Copy out all the records exactly.
---------- Data section
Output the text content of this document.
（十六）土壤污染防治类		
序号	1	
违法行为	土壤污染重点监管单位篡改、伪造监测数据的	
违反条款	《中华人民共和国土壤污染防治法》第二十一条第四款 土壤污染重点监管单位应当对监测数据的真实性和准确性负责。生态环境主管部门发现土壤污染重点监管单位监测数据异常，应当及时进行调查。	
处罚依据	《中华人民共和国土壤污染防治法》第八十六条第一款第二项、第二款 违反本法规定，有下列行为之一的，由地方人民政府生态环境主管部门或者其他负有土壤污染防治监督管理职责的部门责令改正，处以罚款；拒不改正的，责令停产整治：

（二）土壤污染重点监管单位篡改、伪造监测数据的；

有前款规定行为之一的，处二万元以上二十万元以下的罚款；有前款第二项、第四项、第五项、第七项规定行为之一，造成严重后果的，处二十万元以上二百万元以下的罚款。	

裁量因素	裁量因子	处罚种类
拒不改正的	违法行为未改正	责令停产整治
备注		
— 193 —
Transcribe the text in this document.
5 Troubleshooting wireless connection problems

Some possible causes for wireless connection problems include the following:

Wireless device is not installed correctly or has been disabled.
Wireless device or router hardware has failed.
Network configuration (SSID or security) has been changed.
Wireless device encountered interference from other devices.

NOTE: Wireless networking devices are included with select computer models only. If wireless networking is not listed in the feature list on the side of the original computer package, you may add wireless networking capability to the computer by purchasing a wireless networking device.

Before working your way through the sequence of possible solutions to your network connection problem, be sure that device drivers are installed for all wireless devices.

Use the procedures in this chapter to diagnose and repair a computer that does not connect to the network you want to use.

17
--------------------
- The completed task:
Output the text content of this document.
（十六）土壤污染防治类		
序号	1	
违法行为	土壤污染重点监管单位篡改、伪造监测数据的	
违反条款	《中华人民共和国土壤污染防治法》第二十一条第四款 土壤污染重点监管单位应当对监测数据的真实性和准确性负责。生态环境主管部门发现土壤污染重点监管单位监测数据异常，应当及时进行调查。	
处罚依据	《中华人民共和国土壤污染防治法》第八十六条第一款第二项、第二款 违反本法规定，有下列行为之一的，由地方人民政府生态环境主管部门或者其他负有土壤污染防治监督管理职责的部门责令改正，处以罚款；拒不改正的，责令停产整治：

（二）土壤污染重点监管单位篡改、伪造监测数据的；

有前款规定行为之一的，处二万元以上二十万元以下的罚款；有前款第二项、第四项、第五项、第七项规定行为之一，造成严重后果的，处二十万元以上二百万元以下的罚款。	

裁量因素	裁量因子	处罚种类
拒不改正的	违法行为未改正	责令停产整治
备注		
— 193 —
Transcribe the text in this document.
5 Troubleshooting wireless connection problems

Some possible causes for wireless connection problems include the following:

Wireless device is not installed correctly or has been disabled.
Wireless device or router hardware has failed.
Network configuration (SSID or security) has been changed.
Wireless device encountered interference from other devices.

NOTE: Wireless networking devices are included with select computer models only. If wireless networking is not listed in the feature list on the side of the original computer package, you may add wireless networking capability to the computer by purchasing a wireless networking device.

Before working your way through the sequence of possible solutions to your network connection problem, be sure that device drivers are installed for all wireless devices.

Use the procedures in this chapter to diagnose and repair a computer that does not connect to the network you want to use.

17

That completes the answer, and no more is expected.